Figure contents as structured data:
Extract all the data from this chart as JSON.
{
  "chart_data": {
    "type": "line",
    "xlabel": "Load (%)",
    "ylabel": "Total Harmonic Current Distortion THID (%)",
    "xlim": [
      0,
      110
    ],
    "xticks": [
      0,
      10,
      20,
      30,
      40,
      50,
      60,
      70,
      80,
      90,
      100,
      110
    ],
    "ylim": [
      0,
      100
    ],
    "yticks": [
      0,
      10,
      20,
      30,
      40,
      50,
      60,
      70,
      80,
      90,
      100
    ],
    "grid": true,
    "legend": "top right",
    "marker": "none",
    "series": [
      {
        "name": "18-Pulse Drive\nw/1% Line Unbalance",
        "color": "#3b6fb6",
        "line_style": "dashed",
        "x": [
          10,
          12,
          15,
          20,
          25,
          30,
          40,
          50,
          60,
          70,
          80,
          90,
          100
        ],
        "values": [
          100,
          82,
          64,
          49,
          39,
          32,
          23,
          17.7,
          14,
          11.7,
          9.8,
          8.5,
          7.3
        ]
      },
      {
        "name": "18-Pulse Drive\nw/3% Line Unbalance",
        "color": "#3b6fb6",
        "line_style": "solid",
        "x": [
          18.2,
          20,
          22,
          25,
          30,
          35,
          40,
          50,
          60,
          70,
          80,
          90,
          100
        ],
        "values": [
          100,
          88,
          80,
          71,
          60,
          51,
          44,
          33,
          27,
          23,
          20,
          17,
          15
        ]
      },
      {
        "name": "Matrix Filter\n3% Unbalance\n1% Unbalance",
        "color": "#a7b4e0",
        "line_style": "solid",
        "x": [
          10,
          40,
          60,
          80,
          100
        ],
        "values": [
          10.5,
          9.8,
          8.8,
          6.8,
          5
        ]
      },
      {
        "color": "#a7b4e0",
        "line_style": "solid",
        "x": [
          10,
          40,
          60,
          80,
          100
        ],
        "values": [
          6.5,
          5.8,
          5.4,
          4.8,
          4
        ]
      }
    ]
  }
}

PROBLEM TO SOLVE: Report only how many lines in the entries contain "name".

FINISHED ANSWER: 3